_Problem requirements_
Report every line in the listing below where the string "диалогового" shows up.

Entries from a dataset:
#####

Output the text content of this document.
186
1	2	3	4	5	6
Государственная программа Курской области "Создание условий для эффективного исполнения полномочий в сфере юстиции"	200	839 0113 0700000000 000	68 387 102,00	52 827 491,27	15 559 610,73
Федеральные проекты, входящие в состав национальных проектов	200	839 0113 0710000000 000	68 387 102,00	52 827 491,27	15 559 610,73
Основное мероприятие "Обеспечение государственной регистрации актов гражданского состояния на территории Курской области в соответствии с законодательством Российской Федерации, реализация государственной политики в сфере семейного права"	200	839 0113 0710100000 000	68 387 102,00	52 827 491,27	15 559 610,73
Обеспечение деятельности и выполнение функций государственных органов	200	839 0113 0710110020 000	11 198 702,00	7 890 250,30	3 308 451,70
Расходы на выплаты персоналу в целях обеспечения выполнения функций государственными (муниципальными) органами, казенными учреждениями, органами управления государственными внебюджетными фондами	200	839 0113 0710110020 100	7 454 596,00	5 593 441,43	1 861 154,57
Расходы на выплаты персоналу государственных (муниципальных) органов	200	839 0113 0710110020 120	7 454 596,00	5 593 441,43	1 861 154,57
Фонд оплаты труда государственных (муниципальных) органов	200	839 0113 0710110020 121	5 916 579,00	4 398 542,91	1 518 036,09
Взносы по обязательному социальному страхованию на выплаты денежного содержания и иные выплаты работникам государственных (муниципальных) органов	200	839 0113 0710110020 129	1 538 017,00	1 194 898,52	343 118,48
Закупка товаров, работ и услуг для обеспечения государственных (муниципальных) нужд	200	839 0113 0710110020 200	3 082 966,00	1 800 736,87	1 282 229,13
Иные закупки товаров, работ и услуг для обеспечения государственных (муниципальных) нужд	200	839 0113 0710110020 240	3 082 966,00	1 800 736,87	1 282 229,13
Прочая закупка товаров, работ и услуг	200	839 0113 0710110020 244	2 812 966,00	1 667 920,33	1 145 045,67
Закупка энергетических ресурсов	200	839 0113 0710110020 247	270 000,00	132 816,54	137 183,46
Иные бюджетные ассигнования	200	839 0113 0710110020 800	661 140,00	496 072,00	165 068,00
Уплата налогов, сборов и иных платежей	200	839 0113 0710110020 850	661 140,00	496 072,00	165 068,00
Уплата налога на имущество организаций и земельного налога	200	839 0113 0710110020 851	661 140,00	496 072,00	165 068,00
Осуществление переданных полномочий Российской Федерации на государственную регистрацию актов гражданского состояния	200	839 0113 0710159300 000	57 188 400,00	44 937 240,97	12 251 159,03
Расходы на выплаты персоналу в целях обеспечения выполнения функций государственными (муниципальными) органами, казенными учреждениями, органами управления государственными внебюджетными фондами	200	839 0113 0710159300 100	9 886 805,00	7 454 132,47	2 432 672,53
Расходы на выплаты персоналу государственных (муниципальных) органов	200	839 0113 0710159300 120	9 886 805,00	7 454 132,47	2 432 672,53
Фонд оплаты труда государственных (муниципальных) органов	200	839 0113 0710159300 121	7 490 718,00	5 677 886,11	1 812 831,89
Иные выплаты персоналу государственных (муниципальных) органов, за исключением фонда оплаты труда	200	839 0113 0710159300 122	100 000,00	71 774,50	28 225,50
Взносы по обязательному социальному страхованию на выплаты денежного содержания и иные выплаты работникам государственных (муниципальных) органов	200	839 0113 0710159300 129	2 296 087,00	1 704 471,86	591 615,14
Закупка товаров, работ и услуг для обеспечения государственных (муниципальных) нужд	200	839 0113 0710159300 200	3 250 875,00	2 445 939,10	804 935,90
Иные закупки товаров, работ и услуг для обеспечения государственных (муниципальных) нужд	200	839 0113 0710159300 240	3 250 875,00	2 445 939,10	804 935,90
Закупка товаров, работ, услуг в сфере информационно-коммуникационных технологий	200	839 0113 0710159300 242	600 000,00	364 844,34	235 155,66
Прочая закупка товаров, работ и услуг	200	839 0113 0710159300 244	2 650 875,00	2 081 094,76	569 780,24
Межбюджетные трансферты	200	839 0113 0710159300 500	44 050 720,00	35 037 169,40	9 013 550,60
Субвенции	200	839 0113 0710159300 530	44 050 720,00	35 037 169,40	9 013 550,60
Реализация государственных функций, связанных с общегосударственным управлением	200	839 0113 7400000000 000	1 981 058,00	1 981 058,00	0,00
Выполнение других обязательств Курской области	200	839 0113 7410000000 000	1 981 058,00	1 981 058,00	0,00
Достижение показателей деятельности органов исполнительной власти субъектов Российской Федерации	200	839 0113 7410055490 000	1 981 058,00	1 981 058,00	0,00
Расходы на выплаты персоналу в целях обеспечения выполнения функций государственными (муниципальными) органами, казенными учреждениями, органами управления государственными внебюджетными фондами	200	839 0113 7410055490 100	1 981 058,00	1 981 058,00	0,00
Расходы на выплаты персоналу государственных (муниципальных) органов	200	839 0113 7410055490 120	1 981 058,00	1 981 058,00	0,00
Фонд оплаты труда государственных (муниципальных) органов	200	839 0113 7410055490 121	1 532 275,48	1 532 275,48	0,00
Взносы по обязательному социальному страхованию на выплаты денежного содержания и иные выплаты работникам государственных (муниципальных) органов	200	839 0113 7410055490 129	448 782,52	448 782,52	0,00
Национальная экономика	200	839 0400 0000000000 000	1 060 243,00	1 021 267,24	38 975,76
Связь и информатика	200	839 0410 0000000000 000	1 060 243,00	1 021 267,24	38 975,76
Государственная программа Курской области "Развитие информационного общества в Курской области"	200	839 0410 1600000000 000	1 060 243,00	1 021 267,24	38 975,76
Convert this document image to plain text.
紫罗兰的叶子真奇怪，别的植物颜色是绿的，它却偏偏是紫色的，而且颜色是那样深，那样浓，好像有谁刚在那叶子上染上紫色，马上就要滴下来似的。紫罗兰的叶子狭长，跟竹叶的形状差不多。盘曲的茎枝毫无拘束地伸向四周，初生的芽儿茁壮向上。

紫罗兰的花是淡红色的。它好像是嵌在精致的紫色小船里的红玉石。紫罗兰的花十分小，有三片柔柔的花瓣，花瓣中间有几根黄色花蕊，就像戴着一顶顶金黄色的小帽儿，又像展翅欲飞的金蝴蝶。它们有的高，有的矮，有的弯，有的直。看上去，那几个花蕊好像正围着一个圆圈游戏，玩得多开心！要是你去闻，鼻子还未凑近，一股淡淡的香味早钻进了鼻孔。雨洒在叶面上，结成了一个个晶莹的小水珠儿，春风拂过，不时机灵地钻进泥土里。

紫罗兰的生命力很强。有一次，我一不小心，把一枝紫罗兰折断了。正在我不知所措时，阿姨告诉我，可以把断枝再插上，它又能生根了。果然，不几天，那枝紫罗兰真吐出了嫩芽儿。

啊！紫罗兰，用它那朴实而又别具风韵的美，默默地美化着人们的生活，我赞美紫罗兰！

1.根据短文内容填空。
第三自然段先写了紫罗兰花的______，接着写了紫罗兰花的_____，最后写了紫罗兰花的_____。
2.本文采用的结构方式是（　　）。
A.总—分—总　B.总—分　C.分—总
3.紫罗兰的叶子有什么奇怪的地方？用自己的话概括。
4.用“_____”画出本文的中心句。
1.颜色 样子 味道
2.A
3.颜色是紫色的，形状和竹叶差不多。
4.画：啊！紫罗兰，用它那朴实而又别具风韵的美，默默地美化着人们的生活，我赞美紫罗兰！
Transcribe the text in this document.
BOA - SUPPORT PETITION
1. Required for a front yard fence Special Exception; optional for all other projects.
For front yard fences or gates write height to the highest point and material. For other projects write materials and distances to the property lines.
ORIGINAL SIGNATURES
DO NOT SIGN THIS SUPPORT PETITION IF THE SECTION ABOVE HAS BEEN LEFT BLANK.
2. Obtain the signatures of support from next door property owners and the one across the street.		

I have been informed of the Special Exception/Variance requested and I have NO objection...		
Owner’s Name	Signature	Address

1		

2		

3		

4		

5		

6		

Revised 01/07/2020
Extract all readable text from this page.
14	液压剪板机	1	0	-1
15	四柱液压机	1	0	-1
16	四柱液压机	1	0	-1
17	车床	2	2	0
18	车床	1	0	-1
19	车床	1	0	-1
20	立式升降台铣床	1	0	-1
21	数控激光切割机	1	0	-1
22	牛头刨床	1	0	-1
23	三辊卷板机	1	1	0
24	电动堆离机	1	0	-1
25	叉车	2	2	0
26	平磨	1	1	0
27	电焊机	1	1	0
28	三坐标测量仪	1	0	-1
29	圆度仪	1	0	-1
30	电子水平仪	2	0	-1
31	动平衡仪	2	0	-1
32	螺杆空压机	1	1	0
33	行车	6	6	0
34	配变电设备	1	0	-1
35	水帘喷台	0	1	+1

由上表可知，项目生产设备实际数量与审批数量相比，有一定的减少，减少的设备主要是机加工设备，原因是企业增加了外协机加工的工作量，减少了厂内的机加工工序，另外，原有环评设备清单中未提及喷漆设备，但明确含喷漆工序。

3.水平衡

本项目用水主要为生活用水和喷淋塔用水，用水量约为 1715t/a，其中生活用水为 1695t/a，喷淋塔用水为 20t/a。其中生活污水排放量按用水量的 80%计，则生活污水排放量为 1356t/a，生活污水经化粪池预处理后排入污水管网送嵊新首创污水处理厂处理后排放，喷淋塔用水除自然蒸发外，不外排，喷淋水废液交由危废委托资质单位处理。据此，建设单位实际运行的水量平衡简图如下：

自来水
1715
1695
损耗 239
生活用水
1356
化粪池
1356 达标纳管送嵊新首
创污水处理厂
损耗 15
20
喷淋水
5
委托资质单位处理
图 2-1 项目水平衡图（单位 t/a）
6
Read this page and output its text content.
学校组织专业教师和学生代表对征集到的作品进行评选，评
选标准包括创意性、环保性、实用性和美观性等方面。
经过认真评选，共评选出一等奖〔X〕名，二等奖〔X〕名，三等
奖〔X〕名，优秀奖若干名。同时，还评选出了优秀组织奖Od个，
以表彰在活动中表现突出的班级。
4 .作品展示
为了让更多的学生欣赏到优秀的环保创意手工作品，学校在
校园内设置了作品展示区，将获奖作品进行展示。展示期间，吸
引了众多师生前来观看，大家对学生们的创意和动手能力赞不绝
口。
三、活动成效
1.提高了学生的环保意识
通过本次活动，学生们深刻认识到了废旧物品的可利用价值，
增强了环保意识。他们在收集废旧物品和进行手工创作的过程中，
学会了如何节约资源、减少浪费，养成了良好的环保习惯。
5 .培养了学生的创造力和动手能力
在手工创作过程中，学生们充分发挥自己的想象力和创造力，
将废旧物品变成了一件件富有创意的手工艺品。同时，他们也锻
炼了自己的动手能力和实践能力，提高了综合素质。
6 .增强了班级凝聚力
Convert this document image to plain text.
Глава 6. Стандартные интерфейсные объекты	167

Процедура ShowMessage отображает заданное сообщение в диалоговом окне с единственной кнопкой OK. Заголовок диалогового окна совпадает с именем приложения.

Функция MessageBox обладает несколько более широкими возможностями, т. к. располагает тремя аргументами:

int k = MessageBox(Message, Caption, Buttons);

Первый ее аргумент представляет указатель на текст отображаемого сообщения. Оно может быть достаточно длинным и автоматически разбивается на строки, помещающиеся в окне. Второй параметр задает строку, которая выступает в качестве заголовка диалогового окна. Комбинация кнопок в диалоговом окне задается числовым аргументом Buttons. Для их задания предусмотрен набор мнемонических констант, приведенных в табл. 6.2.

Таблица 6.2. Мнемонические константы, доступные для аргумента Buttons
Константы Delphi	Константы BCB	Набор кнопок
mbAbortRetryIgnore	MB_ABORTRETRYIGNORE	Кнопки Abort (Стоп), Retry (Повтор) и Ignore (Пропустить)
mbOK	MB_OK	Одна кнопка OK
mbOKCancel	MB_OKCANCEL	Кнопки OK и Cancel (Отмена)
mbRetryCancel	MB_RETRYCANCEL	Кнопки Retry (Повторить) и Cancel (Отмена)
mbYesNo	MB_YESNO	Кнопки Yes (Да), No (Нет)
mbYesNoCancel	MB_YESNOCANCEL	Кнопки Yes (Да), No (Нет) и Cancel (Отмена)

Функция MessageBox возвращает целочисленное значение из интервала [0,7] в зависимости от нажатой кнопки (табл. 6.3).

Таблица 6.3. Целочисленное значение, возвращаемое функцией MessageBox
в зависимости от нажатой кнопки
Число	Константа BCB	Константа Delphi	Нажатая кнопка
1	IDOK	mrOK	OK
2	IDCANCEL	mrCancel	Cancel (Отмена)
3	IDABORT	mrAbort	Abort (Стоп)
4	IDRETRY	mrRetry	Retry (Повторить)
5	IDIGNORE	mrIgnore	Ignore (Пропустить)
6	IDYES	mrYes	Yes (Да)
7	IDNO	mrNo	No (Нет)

#####

_Task response_
Процедура ShowMessage отображает заданное сообщение в диалоговом окне с единственной кнопкой OK. Заголовок диалогового окна совпадает с именем приложения.
Первый ее аргумент представляет указатель на текст отображаемого сообщения. Оно может быть достаточно длинным и автоматически разбивается на строки, помещающиеся в окне. Второй параметр задает строку, которая выступает в качестве заголовка диалогового окна. Комбинация кнопок в диалоговом окне задается числовым аргументом Buttons. Для их задания предусмотрен набор мнемонических констант, приведенных в табл. 6.2.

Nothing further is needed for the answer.